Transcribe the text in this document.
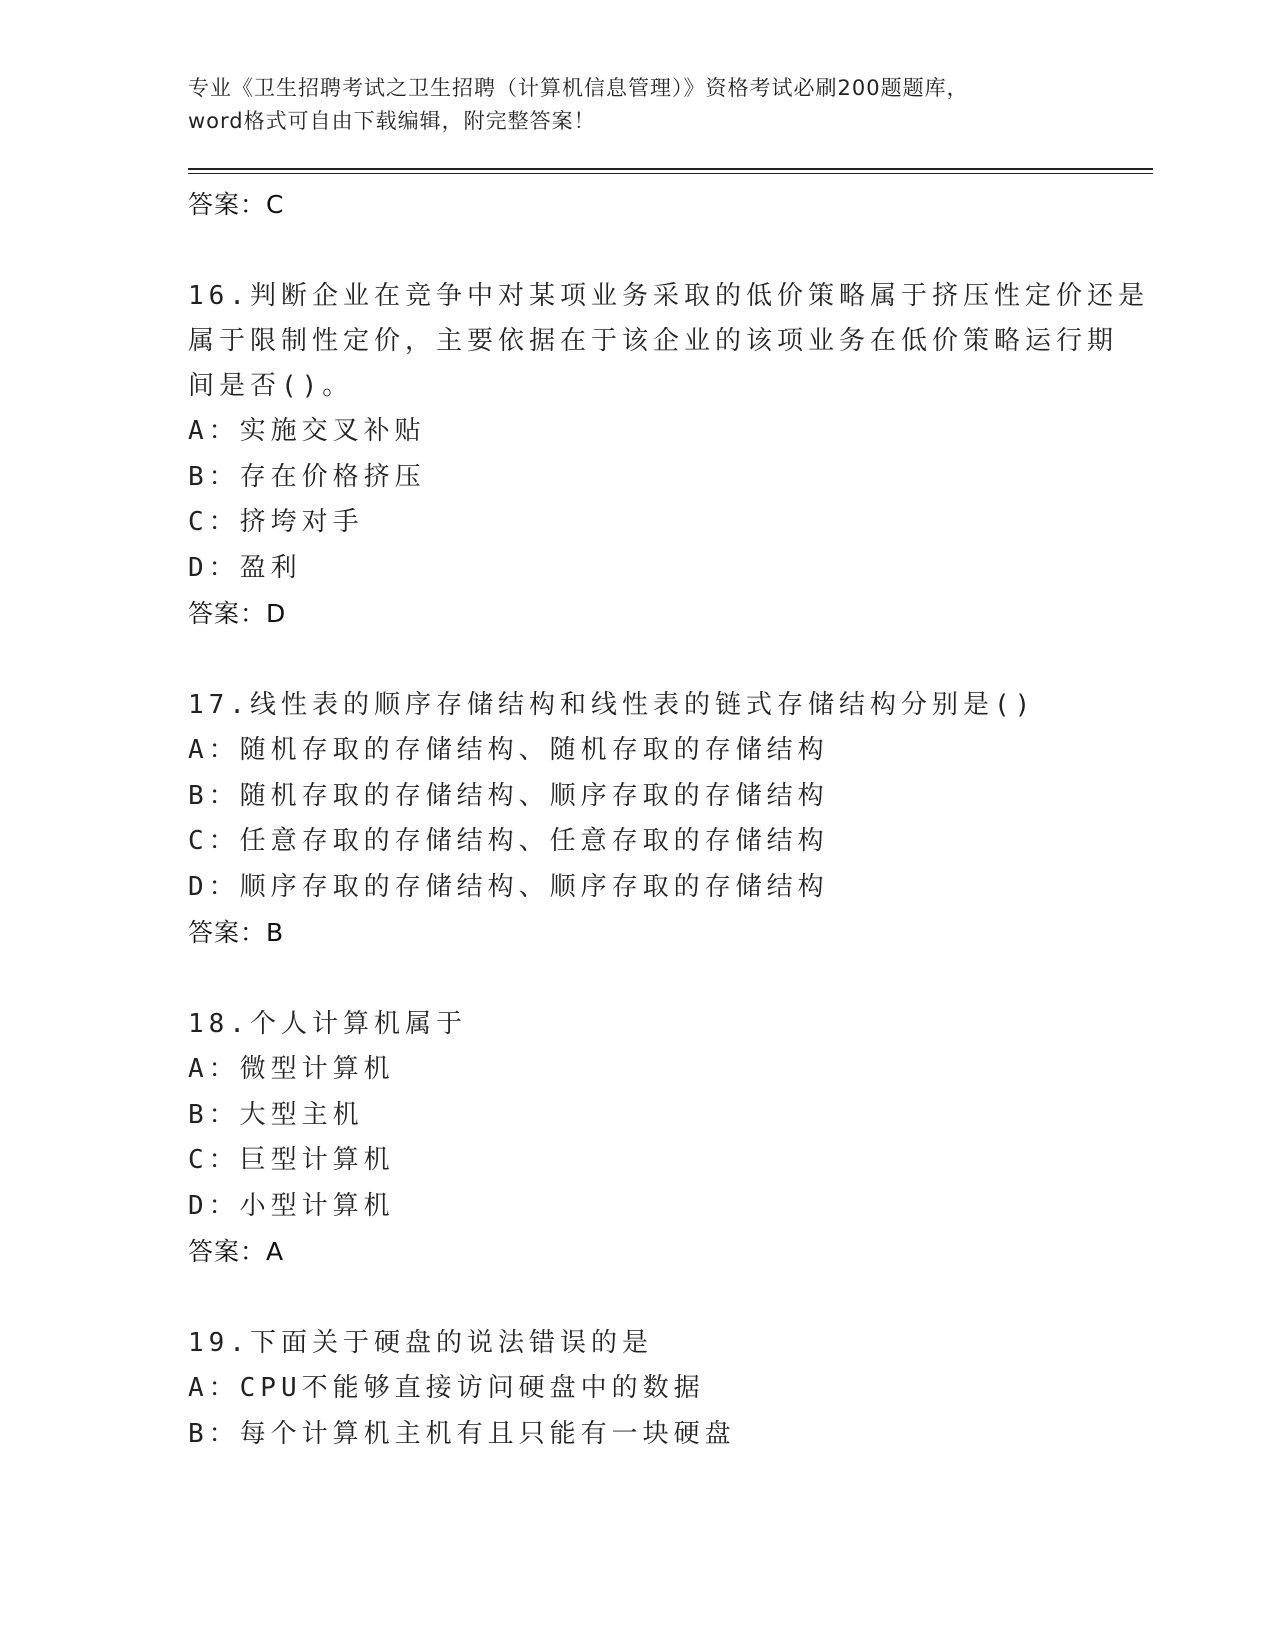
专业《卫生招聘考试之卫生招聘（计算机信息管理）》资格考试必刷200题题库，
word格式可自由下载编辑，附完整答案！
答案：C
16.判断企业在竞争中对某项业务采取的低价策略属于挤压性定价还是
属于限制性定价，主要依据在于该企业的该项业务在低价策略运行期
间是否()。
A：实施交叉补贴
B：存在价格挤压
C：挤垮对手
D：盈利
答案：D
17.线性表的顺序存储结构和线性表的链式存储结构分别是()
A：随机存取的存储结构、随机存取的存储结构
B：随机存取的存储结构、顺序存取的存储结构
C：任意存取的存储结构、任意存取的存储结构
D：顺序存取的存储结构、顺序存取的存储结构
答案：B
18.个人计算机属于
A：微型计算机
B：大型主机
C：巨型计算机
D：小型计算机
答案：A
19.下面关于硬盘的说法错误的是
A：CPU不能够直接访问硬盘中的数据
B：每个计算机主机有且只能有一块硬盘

*Aim*.
Every line of the listing that holds "随机存取的存储结构" should be found and copied.

*Exercise answer*.
A：随机存取的存储结构、随机存取的存储结构
B：随机存取的存储结构、顺序存取的存储结构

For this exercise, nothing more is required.